SHORT EXERCISE: Pick out every line in the data below that holds "项目组成员".

DATA SECTION:
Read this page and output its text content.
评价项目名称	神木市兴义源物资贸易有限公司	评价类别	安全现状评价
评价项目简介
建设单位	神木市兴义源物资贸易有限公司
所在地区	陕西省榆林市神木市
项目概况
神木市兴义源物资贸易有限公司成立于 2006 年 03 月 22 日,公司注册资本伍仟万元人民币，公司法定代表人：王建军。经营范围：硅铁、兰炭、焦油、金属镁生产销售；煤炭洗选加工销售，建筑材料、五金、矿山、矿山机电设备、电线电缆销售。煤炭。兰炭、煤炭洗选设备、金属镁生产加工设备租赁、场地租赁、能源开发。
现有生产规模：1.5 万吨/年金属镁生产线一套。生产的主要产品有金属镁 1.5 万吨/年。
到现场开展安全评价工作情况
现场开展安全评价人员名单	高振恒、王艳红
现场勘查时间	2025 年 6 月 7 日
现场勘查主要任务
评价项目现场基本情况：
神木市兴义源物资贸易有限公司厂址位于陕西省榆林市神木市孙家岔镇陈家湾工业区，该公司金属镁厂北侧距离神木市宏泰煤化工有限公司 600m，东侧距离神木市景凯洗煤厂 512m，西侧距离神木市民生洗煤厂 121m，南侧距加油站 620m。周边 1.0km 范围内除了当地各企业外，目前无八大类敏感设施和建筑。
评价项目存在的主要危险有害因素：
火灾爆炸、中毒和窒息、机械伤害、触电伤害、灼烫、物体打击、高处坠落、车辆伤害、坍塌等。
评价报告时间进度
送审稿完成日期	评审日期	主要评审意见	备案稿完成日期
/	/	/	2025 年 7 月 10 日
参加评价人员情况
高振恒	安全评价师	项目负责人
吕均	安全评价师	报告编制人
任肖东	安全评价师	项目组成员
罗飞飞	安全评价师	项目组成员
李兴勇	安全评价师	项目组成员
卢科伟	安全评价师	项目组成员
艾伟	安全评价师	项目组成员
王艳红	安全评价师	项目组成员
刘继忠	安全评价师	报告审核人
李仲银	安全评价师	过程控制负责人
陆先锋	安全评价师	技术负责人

REPLY:
任肖东	安全评价师	项目组成员
罗飞飞	安全评价师	项目组成员
李兴勇	安全评价师	项目组成员
卢科伟	安全评价师	项目组成员
艾伟	安全评价师	项目组成员
王艳红	安全评价师	项目组成员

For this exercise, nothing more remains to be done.